───── Records to process ─────

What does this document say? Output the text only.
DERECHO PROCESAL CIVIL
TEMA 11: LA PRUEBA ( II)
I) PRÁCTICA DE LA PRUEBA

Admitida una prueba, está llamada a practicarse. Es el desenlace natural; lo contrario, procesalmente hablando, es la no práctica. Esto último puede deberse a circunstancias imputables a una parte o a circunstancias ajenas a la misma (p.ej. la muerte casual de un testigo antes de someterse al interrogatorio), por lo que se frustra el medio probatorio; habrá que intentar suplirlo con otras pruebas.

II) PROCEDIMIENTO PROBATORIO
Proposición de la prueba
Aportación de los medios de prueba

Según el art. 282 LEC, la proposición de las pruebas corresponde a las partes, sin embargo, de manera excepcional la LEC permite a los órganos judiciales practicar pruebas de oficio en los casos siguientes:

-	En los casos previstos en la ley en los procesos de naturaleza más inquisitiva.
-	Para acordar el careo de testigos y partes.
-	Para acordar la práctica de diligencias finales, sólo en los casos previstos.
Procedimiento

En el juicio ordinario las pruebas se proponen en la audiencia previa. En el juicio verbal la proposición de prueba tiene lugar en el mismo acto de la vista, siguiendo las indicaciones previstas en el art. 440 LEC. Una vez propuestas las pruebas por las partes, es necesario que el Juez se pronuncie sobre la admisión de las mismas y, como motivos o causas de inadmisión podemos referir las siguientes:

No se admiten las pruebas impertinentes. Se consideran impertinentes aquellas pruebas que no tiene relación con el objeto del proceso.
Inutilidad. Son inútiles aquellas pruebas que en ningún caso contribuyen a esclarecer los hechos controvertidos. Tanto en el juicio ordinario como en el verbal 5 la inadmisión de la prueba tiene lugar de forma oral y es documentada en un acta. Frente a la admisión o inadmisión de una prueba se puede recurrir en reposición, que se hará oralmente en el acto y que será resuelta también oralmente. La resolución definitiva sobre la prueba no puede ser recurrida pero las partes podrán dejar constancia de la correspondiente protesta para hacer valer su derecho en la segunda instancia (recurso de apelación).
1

─────

- [Work instructions]: Show each line holding the word "previstos".

- [Complete response]:
-	En los casos previstos en la ley en los procesos de naturaleza más inquisitiva.
-	Para acordar la práctica de diligencias finales, sólo en los casos previstos.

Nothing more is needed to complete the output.